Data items

_ _ _ _

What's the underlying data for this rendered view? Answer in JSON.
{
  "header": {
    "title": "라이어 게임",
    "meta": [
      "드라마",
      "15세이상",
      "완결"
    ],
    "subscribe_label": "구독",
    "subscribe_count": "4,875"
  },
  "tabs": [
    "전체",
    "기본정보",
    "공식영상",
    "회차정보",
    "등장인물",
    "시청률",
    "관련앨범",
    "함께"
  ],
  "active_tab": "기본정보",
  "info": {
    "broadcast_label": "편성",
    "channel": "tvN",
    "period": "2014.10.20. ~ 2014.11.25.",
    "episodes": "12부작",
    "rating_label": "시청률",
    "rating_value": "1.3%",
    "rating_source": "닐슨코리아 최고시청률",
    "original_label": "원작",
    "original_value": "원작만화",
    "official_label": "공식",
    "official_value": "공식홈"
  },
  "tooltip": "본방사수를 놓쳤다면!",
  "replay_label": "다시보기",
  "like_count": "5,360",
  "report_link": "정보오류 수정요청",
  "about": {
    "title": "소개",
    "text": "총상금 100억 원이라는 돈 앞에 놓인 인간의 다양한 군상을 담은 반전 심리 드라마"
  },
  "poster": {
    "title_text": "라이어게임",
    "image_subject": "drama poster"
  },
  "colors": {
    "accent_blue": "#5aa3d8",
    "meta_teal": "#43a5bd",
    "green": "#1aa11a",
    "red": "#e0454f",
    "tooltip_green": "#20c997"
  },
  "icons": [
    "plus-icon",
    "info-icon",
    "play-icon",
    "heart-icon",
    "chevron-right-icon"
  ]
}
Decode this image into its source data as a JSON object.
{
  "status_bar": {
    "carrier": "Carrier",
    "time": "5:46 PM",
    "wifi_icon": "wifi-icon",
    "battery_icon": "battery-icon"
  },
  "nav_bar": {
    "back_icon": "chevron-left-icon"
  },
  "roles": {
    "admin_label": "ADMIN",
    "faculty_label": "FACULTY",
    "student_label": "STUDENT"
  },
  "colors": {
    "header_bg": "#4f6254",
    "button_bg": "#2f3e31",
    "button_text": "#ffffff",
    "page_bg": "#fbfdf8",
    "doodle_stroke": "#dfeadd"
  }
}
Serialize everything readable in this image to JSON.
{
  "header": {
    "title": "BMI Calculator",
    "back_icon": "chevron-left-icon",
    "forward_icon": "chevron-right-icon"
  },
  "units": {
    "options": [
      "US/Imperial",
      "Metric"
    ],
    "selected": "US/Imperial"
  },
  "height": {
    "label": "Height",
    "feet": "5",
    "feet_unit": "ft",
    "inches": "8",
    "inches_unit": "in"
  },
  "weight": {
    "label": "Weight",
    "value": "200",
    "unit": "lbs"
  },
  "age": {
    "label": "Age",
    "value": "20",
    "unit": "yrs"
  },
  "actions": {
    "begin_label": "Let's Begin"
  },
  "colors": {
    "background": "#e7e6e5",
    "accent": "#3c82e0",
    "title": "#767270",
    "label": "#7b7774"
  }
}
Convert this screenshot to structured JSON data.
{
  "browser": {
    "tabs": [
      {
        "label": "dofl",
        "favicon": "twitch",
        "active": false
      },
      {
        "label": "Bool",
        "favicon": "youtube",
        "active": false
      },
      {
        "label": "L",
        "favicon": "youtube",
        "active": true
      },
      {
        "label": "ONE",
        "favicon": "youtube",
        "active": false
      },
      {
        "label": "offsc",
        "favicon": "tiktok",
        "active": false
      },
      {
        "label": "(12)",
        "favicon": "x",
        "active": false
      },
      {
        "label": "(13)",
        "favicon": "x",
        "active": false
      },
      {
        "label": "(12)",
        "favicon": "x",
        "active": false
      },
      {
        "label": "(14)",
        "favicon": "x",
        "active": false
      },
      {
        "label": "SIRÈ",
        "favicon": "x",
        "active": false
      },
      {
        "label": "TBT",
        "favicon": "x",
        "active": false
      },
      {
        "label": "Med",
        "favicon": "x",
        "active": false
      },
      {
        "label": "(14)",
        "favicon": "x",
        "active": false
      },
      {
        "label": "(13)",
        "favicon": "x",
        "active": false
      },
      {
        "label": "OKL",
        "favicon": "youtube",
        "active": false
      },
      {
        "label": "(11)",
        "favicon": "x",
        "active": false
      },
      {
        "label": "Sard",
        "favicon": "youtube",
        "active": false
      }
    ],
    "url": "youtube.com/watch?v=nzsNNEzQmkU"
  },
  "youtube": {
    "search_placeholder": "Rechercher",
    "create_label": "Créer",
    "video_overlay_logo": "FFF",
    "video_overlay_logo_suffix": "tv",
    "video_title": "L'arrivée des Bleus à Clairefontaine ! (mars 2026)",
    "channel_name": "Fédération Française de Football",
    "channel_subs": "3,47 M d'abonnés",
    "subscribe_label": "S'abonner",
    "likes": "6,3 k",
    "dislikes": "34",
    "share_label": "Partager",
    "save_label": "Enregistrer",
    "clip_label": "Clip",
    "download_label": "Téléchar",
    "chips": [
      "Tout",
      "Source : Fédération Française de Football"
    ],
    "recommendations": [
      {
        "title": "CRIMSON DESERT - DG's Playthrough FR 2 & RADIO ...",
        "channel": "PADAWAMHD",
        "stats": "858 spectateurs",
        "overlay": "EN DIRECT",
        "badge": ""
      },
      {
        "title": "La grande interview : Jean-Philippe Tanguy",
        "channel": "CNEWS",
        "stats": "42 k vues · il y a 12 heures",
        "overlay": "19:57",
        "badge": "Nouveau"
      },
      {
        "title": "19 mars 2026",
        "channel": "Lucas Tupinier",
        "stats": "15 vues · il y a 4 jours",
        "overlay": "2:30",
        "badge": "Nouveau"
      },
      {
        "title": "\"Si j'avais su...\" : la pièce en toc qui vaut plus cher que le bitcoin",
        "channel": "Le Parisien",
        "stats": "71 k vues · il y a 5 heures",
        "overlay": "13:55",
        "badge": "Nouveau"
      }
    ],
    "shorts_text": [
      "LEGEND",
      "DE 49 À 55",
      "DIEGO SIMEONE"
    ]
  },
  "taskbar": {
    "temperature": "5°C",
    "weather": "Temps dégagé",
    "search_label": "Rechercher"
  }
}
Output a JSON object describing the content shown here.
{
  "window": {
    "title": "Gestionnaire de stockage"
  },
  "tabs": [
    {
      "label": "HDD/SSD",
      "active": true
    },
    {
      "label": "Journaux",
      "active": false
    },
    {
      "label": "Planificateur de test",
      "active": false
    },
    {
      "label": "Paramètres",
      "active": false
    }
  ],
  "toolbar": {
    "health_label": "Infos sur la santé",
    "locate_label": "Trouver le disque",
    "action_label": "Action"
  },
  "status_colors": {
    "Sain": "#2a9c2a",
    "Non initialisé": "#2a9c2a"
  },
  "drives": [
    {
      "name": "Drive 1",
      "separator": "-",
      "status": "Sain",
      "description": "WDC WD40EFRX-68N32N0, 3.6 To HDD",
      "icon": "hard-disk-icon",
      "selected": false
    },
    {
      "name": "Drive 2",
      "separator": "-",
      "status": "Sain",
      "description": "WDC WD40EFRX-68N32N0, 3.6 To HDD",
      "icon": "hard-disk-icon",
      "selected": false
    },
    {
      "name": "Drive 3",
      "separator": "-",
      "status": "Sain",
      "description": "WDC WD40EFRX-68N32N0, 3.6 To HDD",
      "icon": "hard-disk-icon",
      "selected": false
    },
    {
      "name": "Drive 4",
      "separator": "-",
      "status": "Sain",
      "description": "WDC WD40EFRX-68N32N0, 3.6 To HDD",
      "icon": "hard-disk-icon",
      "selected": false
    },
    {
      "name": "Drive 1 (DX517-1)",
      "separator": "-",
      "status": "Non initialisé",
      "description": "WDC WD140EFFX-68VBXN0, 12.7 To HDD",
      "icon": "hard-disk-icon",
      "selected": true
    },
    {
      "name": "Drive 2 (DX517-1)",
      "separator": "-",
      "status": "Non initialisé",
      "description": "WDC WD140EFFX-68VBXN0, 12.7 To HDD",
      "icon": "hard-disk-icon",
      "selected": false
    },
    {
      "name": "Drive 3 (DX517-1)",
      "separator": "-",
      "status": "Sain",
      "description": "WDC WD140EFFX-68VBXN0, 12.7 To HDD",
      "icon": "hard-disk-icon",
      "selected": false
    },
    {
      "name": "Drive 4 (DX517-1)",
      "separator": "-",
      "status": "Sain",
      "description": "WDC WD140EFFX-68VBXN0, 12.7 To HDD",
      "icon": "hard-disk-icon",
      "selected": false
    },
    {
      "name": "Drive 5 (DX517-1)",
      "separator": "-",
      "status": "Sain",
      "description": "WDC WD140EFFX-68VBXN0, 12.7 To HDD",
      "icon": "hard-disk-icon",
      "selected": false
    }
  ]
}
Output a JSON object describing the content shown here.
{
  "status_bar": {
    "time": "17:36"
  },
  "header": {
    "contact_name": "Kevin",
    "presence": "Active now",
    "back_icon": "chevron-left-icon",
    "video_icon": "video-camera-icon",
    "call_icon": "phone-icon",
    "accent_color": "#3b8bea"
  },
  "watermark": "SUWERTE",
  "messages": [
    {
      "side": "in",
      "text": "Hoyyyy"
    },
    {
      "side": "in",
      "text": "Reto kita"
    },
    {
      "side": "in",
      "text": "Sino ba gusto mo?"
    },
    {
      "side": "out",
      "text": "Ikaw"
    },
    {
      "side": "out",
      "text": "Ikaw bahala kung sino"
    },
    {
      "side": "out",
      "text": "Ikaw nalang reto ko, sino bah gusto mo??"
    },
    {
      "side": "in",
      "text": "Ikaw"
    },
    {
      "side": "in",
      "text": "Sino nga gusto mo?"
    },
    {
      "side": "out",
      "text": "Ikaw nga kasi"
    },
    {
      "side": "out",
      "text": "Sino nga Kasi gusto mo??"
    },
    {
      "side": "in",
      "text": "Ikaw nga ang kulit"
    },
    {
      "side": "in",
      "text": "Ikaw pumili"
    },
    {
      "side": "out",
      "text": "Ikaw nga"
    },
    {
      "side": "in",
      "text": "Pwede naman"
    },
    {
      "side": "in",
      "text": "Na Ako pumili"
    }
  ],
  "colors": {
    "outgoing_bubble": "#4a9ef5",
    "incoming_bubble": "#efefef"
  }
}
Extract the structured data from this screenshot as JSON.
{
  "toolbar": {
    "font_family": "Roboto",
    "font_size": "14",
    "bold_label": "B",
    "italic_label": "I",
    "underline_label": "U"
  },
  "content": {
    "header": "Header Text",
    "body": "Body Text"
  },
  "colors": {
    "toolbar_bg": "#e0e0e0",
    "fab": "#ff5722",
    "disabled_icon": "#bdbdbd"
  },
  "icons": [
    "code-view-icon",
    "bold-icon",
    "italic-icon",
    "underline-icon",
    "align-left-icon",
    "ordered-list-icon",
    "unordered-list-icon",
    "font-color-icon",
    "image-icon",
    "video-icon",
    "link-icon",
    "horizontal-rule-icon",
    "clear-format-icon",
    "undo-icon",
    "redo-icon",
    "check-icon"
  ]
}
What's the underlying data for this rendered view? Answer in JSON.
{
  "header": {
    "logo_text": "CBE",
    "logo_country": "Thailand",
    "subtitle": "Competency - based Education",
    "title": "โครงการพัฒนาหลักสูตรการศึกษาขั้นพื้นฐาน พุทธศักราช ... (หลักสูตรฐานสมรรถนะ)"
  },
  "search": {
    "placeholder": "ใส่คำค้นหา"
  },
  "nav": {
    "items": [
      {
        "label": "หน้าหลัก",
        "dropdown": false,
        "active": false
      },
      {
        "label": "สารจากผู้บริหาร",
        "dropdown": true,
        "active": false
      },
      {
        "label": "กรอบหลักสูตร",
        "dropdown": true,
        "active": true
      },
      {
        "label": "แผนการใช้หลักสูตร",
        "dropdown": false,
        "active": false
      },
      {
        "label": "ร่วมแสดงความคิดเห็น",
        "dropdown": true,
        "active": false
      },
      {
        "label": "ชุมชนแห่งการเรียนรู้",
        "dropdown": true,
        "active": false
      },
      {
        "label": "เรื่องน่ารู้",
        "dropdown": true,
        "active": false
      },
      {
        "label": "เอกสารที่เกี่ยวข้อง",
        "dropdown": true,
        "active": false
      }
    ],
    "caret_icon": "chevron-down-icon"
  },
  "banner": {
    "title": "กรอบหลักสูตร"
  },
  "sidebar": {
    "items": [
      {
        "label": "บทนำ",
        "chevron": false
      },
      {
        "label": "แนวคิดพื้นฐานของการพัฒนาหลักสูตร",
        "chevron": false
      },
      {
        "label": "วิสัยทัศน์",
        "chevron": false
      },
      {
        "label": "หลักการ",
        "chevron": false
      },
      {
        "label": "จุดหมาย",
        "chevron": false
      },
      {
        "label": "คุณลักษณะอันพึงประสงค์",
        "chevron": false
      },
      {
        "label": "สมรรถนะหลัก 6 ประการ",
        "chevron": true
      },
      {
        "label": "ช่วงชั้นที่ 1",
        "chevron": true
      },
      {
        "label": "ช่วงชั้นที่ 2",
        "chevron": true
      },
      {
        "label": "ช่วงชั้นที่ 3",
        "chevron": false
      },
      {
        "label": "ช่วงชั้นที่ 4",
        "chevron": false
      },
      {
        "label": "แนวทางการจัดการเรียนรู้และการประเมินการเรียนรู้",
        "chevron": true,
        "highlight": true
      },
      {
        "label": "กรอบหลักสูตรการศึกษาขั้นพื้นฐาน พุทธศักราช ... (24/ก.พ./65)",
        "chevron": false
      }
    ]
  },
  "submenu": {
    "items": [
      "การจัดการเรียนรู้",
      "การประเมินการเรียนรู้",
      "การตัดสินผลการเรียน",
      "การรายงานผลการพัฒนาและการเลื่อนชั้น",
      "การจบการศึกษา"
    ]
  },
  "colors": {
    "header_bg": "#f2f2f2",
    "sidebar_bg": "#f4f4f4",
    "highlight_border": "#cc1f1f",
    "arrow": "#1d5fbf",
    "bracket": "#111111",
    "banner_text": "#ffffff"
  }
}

_ _ _ _

Exercise goal
Find each line holding the word "Ikaw" and copy it.

Written answer
      "text": "Ikaw"
      "text": "Ikaw bahala kung sino"
      "text": "Ikaw nalang reto ko, sino bah gusto mo??"
      "text": "Ikaw"
      "text": "Ikaw nga kasi"
      "text": "Ikaw nga ang kulit"
      "text": "Ikaw pumili"
      "text": "Ikaw nga"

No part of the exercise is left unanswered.